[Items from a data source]
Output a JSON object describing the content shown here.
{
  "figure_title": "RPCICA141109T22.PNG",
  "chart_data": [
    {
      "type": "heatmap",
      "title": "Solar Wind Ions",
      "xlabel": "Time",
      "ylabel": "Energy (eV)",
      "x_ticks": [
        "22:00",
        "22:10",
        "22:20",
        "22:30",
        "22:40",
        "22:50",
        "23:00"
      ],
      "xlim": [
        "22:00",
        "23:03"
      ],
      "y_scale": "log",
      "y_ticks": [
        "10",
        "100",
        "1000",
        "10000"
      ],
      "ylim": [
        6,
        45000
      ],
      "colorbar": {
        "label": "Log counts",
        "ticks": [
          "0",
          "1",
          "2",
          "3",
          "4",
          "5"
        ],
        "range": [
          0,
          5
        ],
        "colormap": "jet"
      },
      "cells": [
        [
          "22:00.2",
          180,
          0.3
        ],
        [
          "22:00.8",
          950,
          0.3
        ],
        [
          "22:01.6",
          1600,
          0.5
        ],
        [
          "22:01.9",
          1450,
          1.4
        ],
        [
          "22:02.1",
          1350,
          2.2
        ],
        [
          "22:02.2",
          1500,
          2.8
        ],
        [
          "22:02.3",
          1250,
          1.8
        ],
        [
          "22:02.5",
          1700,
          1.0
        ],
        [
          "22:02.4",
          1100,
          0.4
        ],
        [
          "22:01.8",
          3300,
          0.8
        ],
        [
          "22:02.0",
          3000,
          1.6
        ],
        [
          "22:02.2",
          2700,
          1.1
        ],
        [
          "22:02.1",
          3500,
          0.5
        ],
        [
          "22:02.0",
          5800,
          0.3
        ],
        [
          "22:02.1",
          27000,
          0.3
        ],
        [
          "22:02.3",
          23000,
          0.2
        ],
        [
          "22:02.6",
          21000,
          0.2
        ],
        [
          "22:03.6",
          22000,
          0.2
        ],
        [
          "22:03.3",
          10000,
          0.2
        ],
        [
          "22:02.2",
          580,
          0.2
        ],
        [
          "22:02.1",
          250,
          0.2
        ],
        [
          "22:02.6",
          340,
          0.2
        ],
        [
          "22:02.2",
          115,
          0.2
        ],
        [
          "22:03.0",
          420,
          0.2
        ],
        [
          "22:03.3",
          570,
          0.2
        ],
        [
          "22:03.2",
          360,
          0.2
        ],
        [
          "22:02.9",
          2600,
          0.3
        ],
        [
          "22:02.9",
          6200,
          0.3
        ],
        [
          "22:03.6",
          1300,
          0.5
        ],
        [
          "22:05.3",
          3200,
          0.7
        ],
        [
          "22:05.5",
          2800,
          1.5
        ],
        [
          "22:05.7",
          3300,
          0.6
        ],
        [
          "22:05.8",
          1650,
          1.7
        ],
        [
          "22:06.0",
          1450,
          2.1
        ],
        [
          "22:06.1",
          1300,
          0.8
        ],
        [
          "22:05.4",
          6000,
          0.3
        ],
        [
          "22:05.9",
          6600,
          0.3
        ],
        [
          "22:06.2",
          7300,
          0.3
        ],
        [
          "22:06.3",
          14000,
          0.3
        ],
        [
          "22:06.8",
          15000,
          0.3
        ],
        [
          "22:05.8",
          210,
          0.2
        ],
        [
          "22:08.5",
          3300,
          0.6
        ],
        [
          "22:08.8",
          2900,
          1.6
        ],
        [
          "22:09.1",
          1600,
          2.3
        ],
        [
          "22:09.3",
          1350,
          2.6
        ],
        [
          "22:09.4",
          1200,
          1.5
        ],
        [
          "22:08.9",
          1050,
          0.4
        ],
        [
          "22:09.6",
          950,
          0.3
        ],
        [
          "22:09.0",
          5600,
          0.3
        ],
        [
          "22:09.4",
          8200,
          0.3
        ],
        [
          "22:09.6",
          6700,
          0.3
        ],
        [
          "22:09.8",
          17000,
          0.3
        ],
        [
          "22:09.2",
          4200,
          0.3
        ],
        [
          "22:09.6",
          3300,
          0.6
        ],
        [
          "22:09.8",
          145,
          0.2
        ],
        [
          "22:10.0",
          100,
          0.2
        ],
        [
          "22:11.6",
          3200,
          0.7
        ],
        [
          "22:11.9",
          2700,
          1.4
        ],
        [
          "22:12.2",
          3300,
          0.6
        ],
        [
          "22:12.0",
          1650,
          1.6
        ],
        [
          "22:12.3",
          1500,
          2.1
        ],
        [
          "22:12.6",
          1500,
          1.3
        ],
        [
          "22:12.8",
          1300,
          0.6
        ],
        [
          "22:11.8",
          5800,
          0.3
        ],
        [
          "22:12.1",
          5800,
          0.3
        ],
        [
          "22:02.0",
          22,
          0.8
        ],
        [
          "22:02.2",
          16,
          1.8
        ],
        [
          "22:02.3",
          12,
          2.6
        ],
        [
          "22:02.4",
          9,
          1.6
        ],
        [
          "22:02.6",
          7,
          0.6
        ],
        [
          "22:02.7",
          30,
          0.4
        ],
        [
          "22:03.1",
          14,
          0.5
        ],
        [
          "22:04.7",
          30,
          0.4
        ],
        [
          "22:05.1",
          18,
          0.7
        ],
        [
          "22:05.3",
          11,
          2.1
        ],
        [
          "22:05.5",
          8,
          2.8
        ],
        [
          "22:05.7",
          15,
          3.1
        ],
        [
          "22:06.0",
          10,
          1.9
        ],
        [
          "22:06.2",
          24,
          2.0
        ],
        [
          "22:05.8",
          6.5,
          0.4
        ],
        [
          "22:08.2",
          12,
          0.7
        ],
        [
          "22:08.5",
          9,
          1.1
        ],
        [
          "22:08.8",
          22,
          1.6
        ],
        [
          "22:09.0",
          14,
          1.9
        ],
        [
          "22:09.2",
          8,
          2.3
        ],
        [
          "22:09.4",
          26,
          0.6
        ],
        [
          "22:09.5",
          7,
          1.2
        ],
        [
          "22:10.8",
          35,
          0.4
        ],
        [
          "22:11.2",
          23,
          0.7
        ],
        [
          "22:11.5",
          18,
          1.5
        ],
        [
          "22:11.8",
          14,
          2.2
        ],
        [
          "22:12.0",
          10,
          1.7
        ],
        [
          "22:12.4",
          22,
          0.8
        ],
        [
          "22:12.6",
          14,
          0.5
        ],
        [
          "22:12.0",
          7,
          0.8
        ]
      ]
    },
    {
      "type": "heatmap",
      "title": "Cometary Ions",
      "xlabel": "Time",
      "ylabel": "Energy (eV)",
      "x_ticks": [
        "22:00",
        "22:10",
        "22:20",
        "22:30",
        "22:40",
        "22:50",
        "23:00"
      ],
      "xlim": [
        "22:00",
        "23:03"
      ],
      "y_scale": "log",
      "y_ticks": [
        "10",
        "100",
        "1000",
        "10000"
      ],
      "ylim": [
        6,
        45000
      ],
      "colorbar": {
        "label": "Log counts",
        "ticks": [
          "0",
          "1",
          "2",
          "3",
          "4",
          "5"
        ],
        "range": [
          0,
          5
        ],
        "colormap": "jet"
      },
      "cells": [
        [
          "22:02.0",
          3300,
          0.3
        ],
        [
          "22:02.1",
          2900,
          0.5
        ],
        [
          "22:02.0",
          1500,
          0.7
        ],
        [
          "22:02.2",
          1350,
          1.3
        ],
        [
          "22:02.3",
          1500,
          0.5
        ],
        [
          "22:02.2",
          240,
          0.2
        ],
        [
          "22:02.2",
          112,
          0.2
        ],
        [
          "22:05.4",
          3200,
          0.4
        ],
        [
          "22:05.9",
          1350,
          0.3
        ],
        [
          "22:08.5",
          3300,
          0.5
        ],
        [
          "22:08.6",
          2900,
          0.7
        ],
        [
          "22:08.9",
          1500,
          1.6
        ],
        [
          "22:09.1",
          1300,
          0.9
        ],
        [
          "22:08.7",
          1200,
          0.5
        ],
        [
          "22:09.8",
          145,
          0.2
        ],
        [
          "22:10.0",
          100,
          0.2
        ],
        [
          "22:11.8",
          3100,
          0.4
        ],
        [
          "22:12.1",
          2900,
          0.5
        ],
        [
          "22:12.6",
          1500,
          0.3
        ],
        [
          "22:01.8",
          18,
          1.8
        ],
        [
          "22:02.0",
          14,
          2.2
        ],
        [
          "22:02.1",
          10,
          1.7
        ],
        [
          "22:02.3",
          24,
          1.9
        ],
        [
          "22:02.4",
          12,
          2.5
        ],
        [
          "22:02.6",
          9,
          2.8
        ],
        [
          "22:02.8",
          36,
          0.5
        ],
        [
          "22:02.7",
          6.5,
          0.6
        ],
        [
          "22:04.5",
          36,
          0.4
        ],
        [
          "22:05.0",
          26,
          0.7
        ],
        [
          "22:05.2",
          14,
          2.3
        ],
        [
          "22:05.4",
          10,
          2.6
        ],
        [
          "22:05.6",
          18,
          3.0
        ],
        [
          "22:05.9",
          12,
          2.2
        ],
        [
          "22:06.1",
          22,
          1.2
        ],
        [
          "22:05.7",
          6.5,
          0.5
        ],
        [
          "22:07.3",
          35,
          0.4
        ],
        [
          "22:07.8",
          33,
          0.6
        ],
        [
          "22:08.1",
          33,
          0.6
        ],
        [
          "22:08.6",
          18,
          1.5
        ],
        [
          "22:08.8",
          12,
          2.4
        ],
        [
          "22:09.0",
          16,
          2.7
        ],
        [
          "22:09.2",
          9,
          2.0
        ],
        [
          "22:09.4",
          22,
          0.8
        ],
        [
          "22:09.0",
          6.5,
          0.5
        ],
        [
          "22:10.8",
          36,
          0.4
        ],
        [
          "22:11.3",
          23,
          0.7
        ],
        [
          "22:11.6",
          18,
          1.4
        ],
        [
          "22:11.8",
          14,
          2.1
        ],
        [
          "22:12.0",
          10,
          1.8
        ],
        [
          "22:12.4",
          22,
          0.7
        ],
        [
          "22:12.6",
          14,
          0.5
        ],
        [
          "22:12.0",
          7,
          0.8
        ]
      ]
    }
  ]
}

#### Stated problem
Using the entries above, tally how many lines have the word "Ions" in them; write the number and nothing more.

#### Output for this task
2